GIVEN PROBLEM:
Can you transcribe every entry word for word, skipping the images?

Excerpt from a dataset
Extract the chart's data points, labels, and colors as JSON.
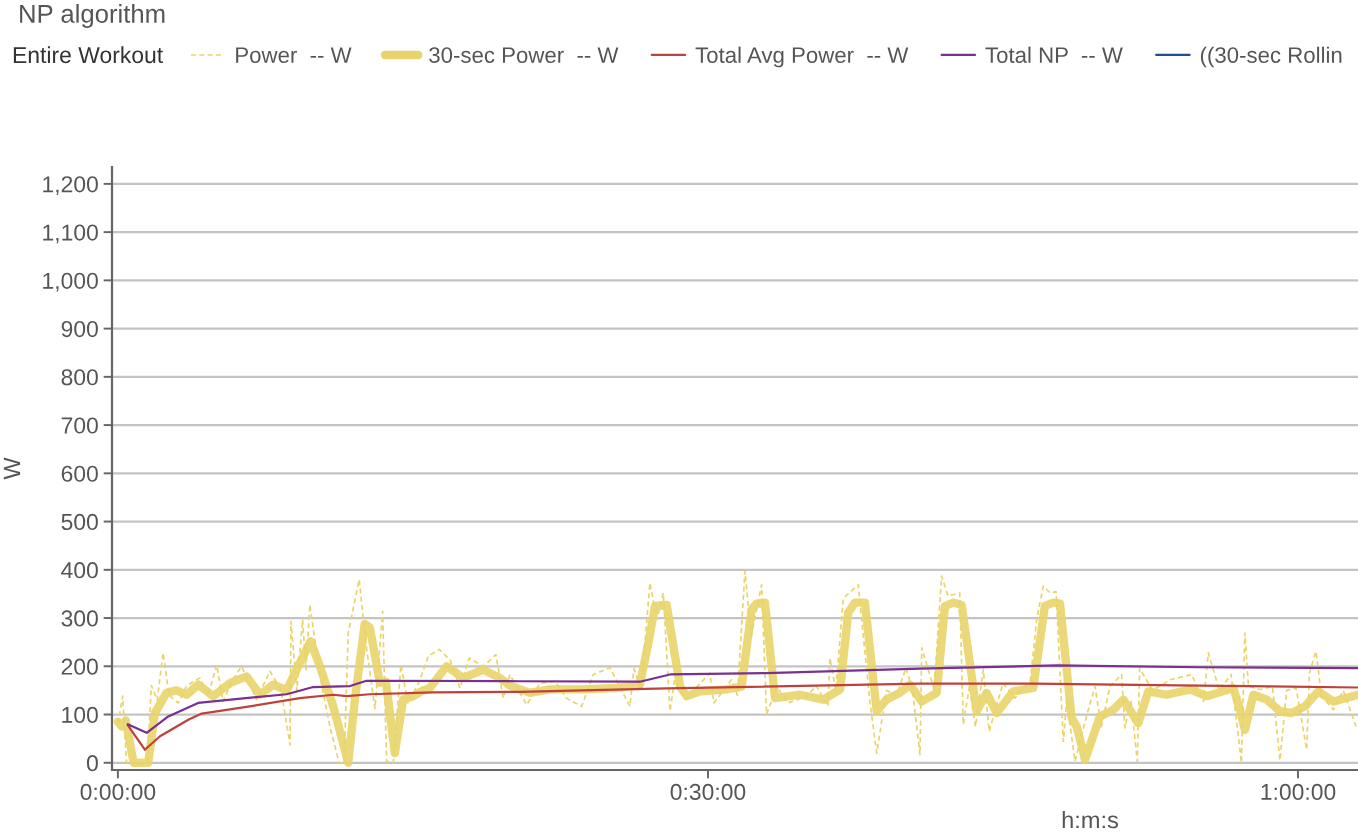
{
  "chart_data": {
    "type": "line",
    "title": "NP algorithm",
    "legend_title": "Entire Workout",
    "xlabel": "h:m:s",
    "ylabel": "W",
    "xlim": [
      -0.3,
      63.05
    ],
    "xticks": [
      {
        "value": 0,
        "label": "0:00:00"
      },
      {
        "value": 30,
        "label": "0:30:00"
      },
      {
        "value": 60,
        "label": "1:00:00"
      }
    ],
    "ylim": [
      -15,
      1235
    ],
    "yticks": [
      0,
      100,
      200,
      300,
      400,
      500,
      600,
      700,
      800,
      900,
      {
        "value": 1000,
        "label": "1,000"
      },
      {
        "value": 1100,
        "label": "1,100"
      },
      {
        "value": 1200,
        "label": "1,200"
      }
    ],
    "grid": "y",
    "legend": "top",
    "series": [
      {
        "name": "Power  -- W",
        "color": "#e8d46a",
        "line_style": "dashed",
        "x": [
          0,
          0.24,
          0.44,
          1.0,
          1.5,
          1.7,
          2.0,
          2.3,
          2.6,
          3.07,
          3.5,
          4.17,
          4.6,
          5.02,
          5.35,
          5.8,
          6.29,
          7.05,
          7.73,
          8.3,
          8.75,
          8.8,
          9.1,
          9.39,
          9.56,
          9.76,
          10.27,
          10.78,
          11.25,
          11.5,
          11.71,
          12.27,
          12.6,
          13.07,
          13.46,
          13.66,
          14.0,
          14.39,
          14.75,
          15.34,
          15.78,
          16.34,
          16.88,
          17.39,
          17.86,
          18.58,
          19.22,
          19.59,
          19.93,
          20.78,
          21.46,
          22.22,
          22.8,
          23.58,
          24.17,
          25.02,
          26.03,
          26.24,
          26.6,
          27.05,
          27.4,
          27.73,
          28.07,
          28.3,
          28.9,
          29.5,
          30.1,
          30.3,
          31.2,
          31.5,
          31.88,
          32.2,
          32.73,
          32.98,
          33.5,
          34.04,
          35.05,
          35.5,
          36.1,
          36.2,
          36.5,
          36.88,
          37.64,
          38.24,
          38.58,
          39.08,
          39.6,
          40.07,
          40.4,
          40.78,
          40.87,
          41.5,
          41.88,
          42.2,
          42.8,
          42.98,
          43.3,
          43.6,
          44.0,
          44.3,
          45.0,
          45.6,
          46.4,
          46.71,
          47.05,
          47.4,
          47.7,
          48.07,
          48.24,
          48.66,
          49.24,
          49.68,
          50.0,
          50.44,
          51.03,
          51.2,
          51.5,
          51.83,
          51.95,
          52.6,
          53.5,
          54.59,
          55.2,
          55.44,
          56.0,
          56.6,
          57.12,
          57.3,
          57.48,
          58.1,
          58.7,
          59.08,
          59.42,
          59.9,
          60.44,
          60.58,
          60.91,
          61.2,
          61.8,
          62.3,
          62.95
        ],
        "values": [
          80,
          138,
          0,
          0,
          0,
          160,
          130,
          228,
          140,
          124,
          160,
          176,
          140,
          203,
          127,
          170,
          200,
          131,
          190,
          150,
          37,
          293,
          150,
          297,
          193,
          328,
          180,
          75,
          0,
          0,
          269,
          380,
          250,
          112,
          314,
          3,
          0,
          203,
          124,
          170,
          221,
          235,
          214,
          155,
          217,
          200,
          224,
          134,
          183,
          120,
          165,
          169,
          134,
          117,
          183,
          197,
          117,
          195,
          150,
          373,
          297,
          352,
          107,
          170,
          131,
          160,
          186,
          124,
          172,
          140,
          397,
          264,
          369,
          100,
          158,
          124,
          138,
          160,
          117,
          217,
          150,
          341,
          369,
          124,
          20,
          150,
          140,
          197,
          150,
          17,
          238,
          152,
          387,
          346,
          352,
          79,
          160,
          75,
          193,
          65,
          165,
          134,
          172,
          297,
          366,
          352,
          355,
          44,
          131,
          3,
          96,
          158,
          75,
          158,
          183,
          72,
          130,
          3,
          196,
          150,
          172,
          183,
          127,
          228,
          150,
          183,
          0,
          269,
          158,
          152,
          158,
          5,
          150,
          155,
          27,
          186,
          231,
          138,
          110,
          150,
          75
        ]
      },
      {
        "name": "30-sec Power  -- W",
        "color": "#e8d46a",
        "x": [
          0,
          0.2,
          0.4,
          0.8,
          1.54,
          1.88,
          2.47,
          2.98,
          3.49,
          4.08,
          4.85,
          5.69,
          6.54,
          7.22,
          7.9,
          8.58,
          9.25,
          9.8,
          10.27,
          10.95,
          11.71,
          12.05,
          12.55,
          12.81,
          13.32,
          13.63,
          14.08,
          14.5,
          15.02,
          15.52,
          15.86,
          16.71,
          17.56,
          18.58,
          19.42,
          19.93,
          20.95,
          21.97,
          23.66,
          25.36,
          26.54,
          26.97,
          27.31,
          27.9,
          28.58,
          28.92,
          29.6,
          30.95,
          31.71,
          32.22,
          32.47,
          32.9,
          33.41,
          34.68,
          35.86,
          36.72,
          37.13,
          37.47,
          37.98,
          38.58,
          39.08,
          39.76,
          40.27,
          40.87,
          41.63,
          42.05,
          42.47,
          42.9,
          43.66,
          44.17,
          44.68,
          45.53,
          46.54,
          47.13,
          47.56,
          47.9,
          48.49,
          48.75,
          49.17,
          49.93,
          50.61,
          51.12,
          51.88,
          52.39,
          53.32,
          54.51,
          55.36,
          56.71,
          57.05,
          57.3,
          57.73,
          58.41,
          59.08,
          59.67,
          60.36,
          61.03,
          61.8,
          63.05
        ],
        "values": [
          85,
          75,
          88,
          0,
          0,
          103,
          145,
          150,
          141,
          162,
          138,
          165,
          179,
          141,
          162,
          150,
          207,
          252,
          200,
          117,
          0,
          131,
          288,
          280,
          166,
          168,
          20,
          131,
          138,
          150,
          155,
          200,
          176,
          193,
          176,
          160,
          145,
          152,
          152,
          155,
          162,
          248,
          325,
          327,
          158,
          138,
          148,
          152,
          158,
          318,
          330,
          332,
          134,
          141,
          131,
          152,
          311,
          332,
          332,
          107,
          131,
          145,
          162,
          127,
          145,
          325,
          332,
          327,
          107,
          145,
          103,
          148,
          155,
          325,
          332,
          330,
          93,
          75,
          6,
          96,
          110,
          131,
          82,
          148,
          141,
          152,
          138,
          155,
          110,
          68,
          141,
          131,
          107,
          103,
          117,
          148,
          127,
          141
        ]
      },
      {
        "name": "Total Avg Power  -- W",
        "color": "#c0413b",
        "x": [
          0.5,
          1.37,
          2.14,
          3.58,
          4.26,
          6.71,
          9.25,
          10.95,
          11.63,
          12.81,
          16.03,
          20.44,
          27.9,
          40.78,
          46.54,
          55.0,
          63.05
        ],
        "values": [
          78,
          27,
          55,
          89,
          102,
          117,
          134,
          141,
          138,
          142,
          146,
          147,
          154,
          164,
          164,
          160,
          156
        ]
      },
      {
        "name": "Total NP  -- W",
        "color": "#7b2f8e",
        "x": [
          0.5,
          1.46,
          2.56,
          4.08,
          7.05,
          8.58,
          9.93,
          11.8,
          12.64,
          20.44,
          26.54,
          28.07,
          32.98,
          40.78,
          47.73,
          55.02,
          63.05
        ],
        "values": [
          80,
          62,
          96,
          124,
          136,
          142,
          157,
          159,
          170,
          169,
          168,
          183,
          186,
          195,
          202,
          198,
          196
        ]
      },
      {
        "name": "((30-sec Rollin",
        "color": "#1f4e99"
      }
    ]
  }
}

SOLUTION FOR THIS TASK:
Extract the chart's data points, labels, and colors as JSON.
{
  "chart_data": {
    "type": "line",
    "title": "NP algorithm",
    "legend_title": "Entire Workout",
    "xlabel": "h:m:s",
    "ylabel": "W",
    "xlim": [
      -0.3,
      63.05
    ],
    "xticks": [
      {
        "value": 0,
        "label": "0:00:00"
      },
      {
        "value": 30,
        "label": "0:30:00"
      },
      {
        "value": 60,
        "label": "1:00:00"
      }
    ],
    "ylim": [
      -15,
      1235
    ],
    "yticks": [
      0,
      100,
      200,
      300,
      400,
      500,
      600,
      700,
      800,
      900,
      {
        "value": 1000,
        "label": "1,000"
      },
      {
        "value": 1100,
        "label": "1,100"
      },
      {
        "value": 1200,
        "label": "1,200"
      }
    ],
    "grid": "y",
    "legend": "top",
    "series": [
      {
        "name": "Power  -- W",
        "color": "#e8d46a",
        "line_style": "dashed",
        "x": [
          0,
          0.24,
          0.44,
          1.0,
          1.5,
          1.7,
          2.0,
          2.3,
          2.6,
          3.07,
          3.5,
          4.17,
          4.6,
          5.02,
          5.35,
          5.8,
          6.29,
          7.05,
          7.73,
          8.3,
          8.75,
          8.8,
          9.1,
          9.39,
          9.56,
          9.76,
          10.27,
          10.78,
          11.25,
          11.5,
          11.71,
          12.27,
          12.6,
          13.07,
          13.46,
          13.66,
          14.0,
          14.39,
          14.75,
          15.34,
          15.78,
          16.34,
          16.88,
          17.39,
          17.86,
          18.58,
          19.22,
          19.59,
          19.93,
          20.78,
          21.46,
          22.22,
          22.8,
          23.58,
          24.17,
          25.02,
          26.03,
          26.24,
          26.6,
          27.05,
          27.4,
          27.73,
          28.07,
          28.3,
          28.9,
          29.5,
          30.1,
          30.3,
          31.2,
          31.5,
          31.88,
          32.2,
          32.73,
          32.98,
          33.5,
          34.04,
          35.05,
          35.5,
          36.1,
          36.2,
          36.5,
          36.88,
          37.64,
          38.24,
          38.58,
          39.08,
          39.6,
          40.07,
          40.4,
          40.78,
          40.87,
          41.5,
          41.88,
          42.2,
          42.8,
          42.98,
          43.3,
          43.6,
          44.0,
          44.3,
          45.0,
          45.6,
          46.4,
          46.71,
          47.05,
          47.4,
          47.7,
          48.07,
          48.24,
          48.66,
          49.24,
          49.68,
          50.0,
          50.44,
          51.03,
          51.2,
          51.5,
          51.83,
          51.95,
          52.6,
          53.5,
          54.59,
          55.2,
          55.44,
          56.0,
          56.6,
          57.12,
          57.3,
          57.48,
          58.1,
          58.7,
          59.08,
          59.42,
          59.9,
          60.44,
          60.58,
          60.91,
          61.2,
          61.8,
          62.3,
          62.95
        ],
        "values": [
          80,
          138,
          0,
          0,
          0,
          160,
          130,
          228,
          140,
          124,
          160,
          176,
          140,
          203,
          127,
          170,
          200,
          131,
          190,
          150,
          37,
          293,
          150,
          297,
          193,
          328,
          180,
          75,
          0,
          0,
          269,
          380,
          250,
          112,
          314,
          3,
          0,
          203,
          124,
          170,
          221,
          235,
          214,
          155,
          217,
          200,
          224,
          134,
          183,
          120,
          165,
          169,
          134,
          117,
          183,
          197,
          117,
          195,
          150,
          373,
          297,
          352,
          107,
          170,
          131,
          160,
          186,
          124,
          172,
          140,
          397,
          264,
          369,
          100,
          158,
          124,
          138,
          160,
          117,
          217,
          150,
          341,
          369,
          124,
          20,
          150,
          140,
          197,
          150,
          17,
          238,
          152,
          387,
          346,
          352,
          79,
          160,
          75,
          193,
          65,
          165,
          134,
          172,
          297,
          366,
          352,
          355,
          44,
          131,
          3,
          96,
          158,
          75,
          158,
          183,
          72,
          130,
          3,
          196,
          150,
          172,
          183,
          127,
          228,
          150,
          183,
          0,
          269,
          158,
          152,
          158,
          5,
          150,
          155,
          27,
          186,
          231,
          138,
          110,
          150,
          75
        ]
      },
      {
        "name": "30-sec Power  -- W",
        "color": "#e8d46a",
        "x": [
          0,
          0.2,
          0.4,
          0.8,
          1.54,
          1.88,
          2.47,
          2.98,
          3.49,
          4.08,
          4.85,
          5.69,
          6.54,
          7.22,
          7.9,
          8.58,
          9.25,
          9.8,
          10.27,
          10.95,
          11.71,
          12.05,
          12.55,
          12.81,
          13.32,
          13.63,
          14.08,
          14.5,
          15.02,
          15.52,
          15.86,
          16.71,
          17.56,
          18.58,
          19.42,
          19.93,
          20.95,
          21.97,
          23.66,
          25.36,
          26.54,
          26.97,
          27.31,
          27.9,
          28.58,
          28.92,
          29.6,
          30.95,
          31.71,
          32.22,
          32.47,
          32.9,
          33.41,
          34.68,
          35.86,
          36.72,
          37.13,
          37.47,
          37.98,
          38.58,
          39.08,
          39.76,
          40.27,
          40.87,
          41.63,
          42.05,
          42.47,
          42.9,
          43.66,
          44.17,
          44.68,
          45.53,
          46.54,
          47.13,
          47.56,
          47.9,
          48.49,
          48.75,
          49.17,
          49.93,
          50.61,
          51.12,
          51.88,
          52.39,
          53.32,
          54.51,
          55.36,
          56.71,
          57.05,
          57.3,
          57.73,
          58.41,
          59.08,
          59.67,
          60.36,
          61.03,
          61.8,
          63.05
        ],
        "values": [
          85,
          75,
          88,
          0,
          0,
          103,
          145,
          150,
          141,
          162,
          138,
          165,
          179,
          141,
          162,
          150,
          207,
          252,
          200,
          117,
          0,
          131,
          288,
          280,
          166,
          168,
          20,
          131,
          138,
          150,
          155,
          200,
          176,
          193,
          176,
          160,
          145,
          152,
          152,
          155,
          162,
          248,
          325,
          327,
          158,
          138,
          148,
          152,
          158,
          318,
          330,
          332,
          134,
          141,
          131,
          152,
          311,
          332,
          332,
          107,
          131,
          145,
          162,
          127,
          145,
          325,
          332,
          327,
          107,
          145,
          103,
          148,
          155,
          325,
          332,
          330,
          93,
          75,
          6,
          96,
          110,
          131,
          82,
          148,
          141,
          152,
          138,
          155,
          110,
          68,
          141,
          131,
          107,
          103,
          117,
          148,
          127,
          141
        ]
      },
      {
        "name": "Total Avg Power  -- W",
        "color": "#c0413b",
        "x": [
          0.5,
          1.37,
          2.14,
          3.58,
          4.26,
          6.71,
          9.25,
          10.95,
          11.63,
          12.81,
          16.03,
          20.44,
          27.9,
          40.78,
          46.54,
          55.0,
          63.05
        ],
        "values": [
          78,
          27,
          55,
          89,
          102,
          117,
          134,
          141,
          138,
          142,
          146,
          147,
          154,
          164,
          164,
          160,
          156
        ]
      },
      {
        "name": "Total NP  -- W",
        "color": "#7b2f8e",
        "x": [
          0.5,
          1.46,
          2.56,
          4.08,
          7.05,
          8.58,
          9.93,
          11.8,
          12.64,
          20.44,
          26.54,
          28.07,
          32.98,
          40.78,
          47.73,
          55.02,
          63.05
        ],
        "values": [
          80,
          62,
          96,
          124,
          136,
          142,
          157,
          159,
          170,
          169,
          168,
          183,
          186,
          195,
          202,
          198,
          196
        ]
      },
      {
        "name": "((30-sec Rollin",
        "color": "#1f4e99"
      }
    ]
  }
}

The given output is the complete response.